Omit every image, and transcribe the remaining entries exactly as given.
--- Start ---
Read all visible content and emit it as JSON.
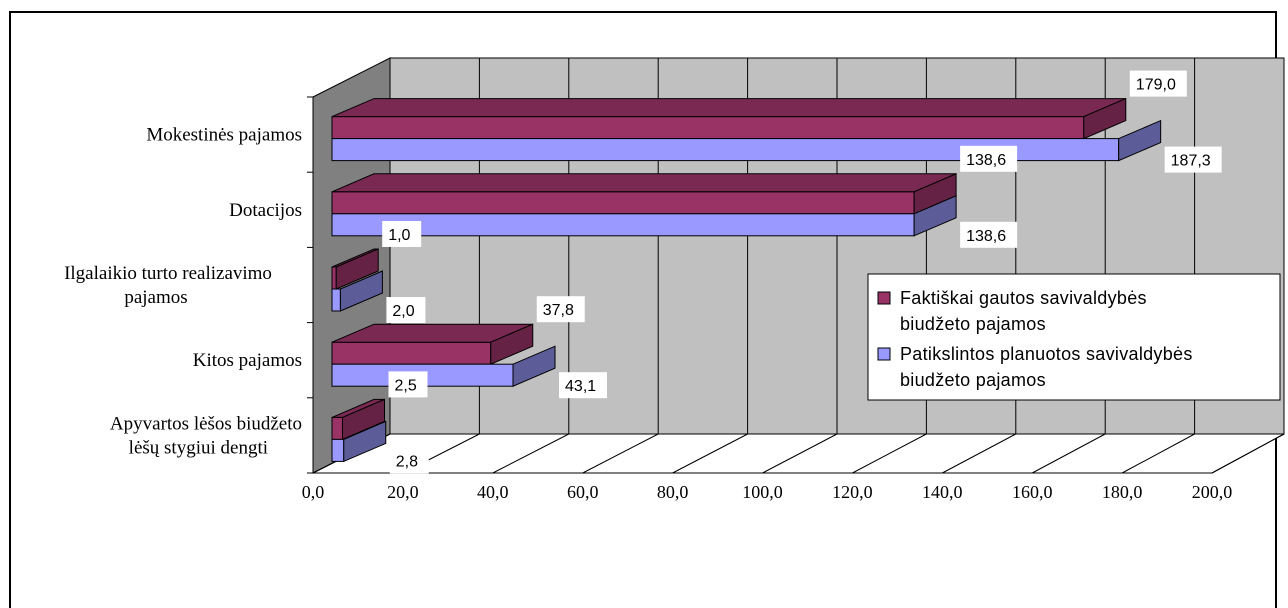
{
  "chart_data": {
    "type": "bar",
    "orientation": "horizontal",
    "style": "3d-clustered",
    "categories": [
      "Mokestinės pajamos",
      "Dotacijos",
      "Ilgalaikio turto realizavimo pajamos",
      "Kitos pajamos",
      "Apyvartos lėšos biudžeto lėšų stygiui dengti"
    ],
    "category_lines": [
      [
        "Mokestinės pajamos"
      ],
      [
        "Dotacijos"
      ],
      [
        "Ilgalaikio turto realizavimo",
        "pajamos"
      ],
      [
        "Kitos pajamos"
      ],
      [
        "Apyvartos lėšos biudžeto",
        "lėšų stygiui dengti"
      ]
    ],
    "series": [
      {
        "name": "Faktiškai gautos savivaldybės biudžeto pajamos",
        "legend_lines": [
          "Faktiškai gautos savivaldybės",
          "biudžeto pajamos"
        ],
        "values": [
          179.0,
          138.6,
          1.0,
          37.8,
          2.5
        ],
        "labels": [
          "179,0",
          "138,6",
          "1,0",
          "37,8",
          "2,5"
        ],
        "color": "#993366",
        "top_color": "#7a2952",
        "side_color": "#662244"
      },
      {
        "name": "Patikslintos planuotos savivaldybės biudžeto pajamos",
        "legend_lines": [
          "Patikslintos planuotos savivaldybės",
          "biudžeto pajamos"
        ],
        "values": [
          187.3,
          138.6,
          2.0,
          43.1,
          2.8
        ],
        "labels": [
          "187,3",
          "138,6",
          "2,0",
          "43,1",
          "2,8"
        ],
        "color": "#9999ff",
        "top_color": "#7a7acc",
        "side_color": "#5c5c99"
      }
    ],
    "xlim": [
      0,
      200
    ],
    "x_ticks": [
      "0,0",
      "20,0",
      "40,0",
      "60,0",
      "80,0",
      "100,0",
      "120,0",
      "140,0",
      "160,0",
      "180,0",
      "200,0"
    ],
    "grid": true,
    "legend_position": "right",
    "wall_color": "#c0c0c0",
    "side_wall_color": "#808080"
  }
}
--- End ---
◆ The answer:
Read all visible content and emit it as JSON.
{
  "chart_data": {
    "type": "bar",
    "orientation": "horizontal",
    "style": "3d-clustered",
    "categories": [
      "Mokestinės pajamos",
      "Dotacijos",
      "Ilgalaikio turto realizavimo pajamos",
      "Kitos pajamos",
      "Apyvartos lėšos biudžeto lėšų stygiui dengti"
    ],
    "category_lines": [
      [
        "Mokestinės pajamos"
      ],
      [
        "Dotacijos"
      ],
      [
        "Ilgalaikio turto realizavimo",
        "pajamos"
      ],
      [
        "Kitos pajamos"
      ],
      [
        "Apyvartos lėšos biudžeto",
        "lėšų stygiui dengti"
      ]
    ],
    "series": [
      {
        "name": "Faktiškai gautos savivaldybės biudžeto pajamos",
        "legend_lines": [
          "Faktiškai gautos savivaldybės",
          "biudžeto pajamos"
        ],
        "values": [
          179.0,
          138.6,
          1.0,
          37.8,
          2.5
        ],
        "labels": [
          "179,0",
          "138,6",
          "1,0",
          "37,8",
          "2,5"
        ],
        "color": "#993366",
        "top_color": "#7a2952",
        "side_color": "#662244"
      },
      {
        "name": "Patikslintos planuotos savivaldybės biudžeto pajamos",
        "legend_lines": [
          "Patikslintos planuotos savivaldybės",
          "biudžeto pajamos"
        ],
        "values": [
          187.3,
          138.6,
          2.0,
          43.1,
          2.8
        ],
        "labels": [
          "187,3",
          "138,6",
          "2,0",
          "43,1",
          "2,8"
        ],
        "color": "#9999ff",
        "top_color": "#7a7acc",
        "side_color": "#5c5c99"
      }
    ],
    "xlim": [
      0,
      200
    ],
    "x_ticks": [
      "0,0",
      "20,0",
      "40,0",
      "60,0",
      "80,0",
      "100,0",
      "120,0",
      "140,0",
      "160,0",
      "180,0",
      "200,0"
    ],
    "grid": true,
    "legend_position": "right",
    "wall_color": "#c0c0c0",
    "side_wall_color": "#808080"
  }
}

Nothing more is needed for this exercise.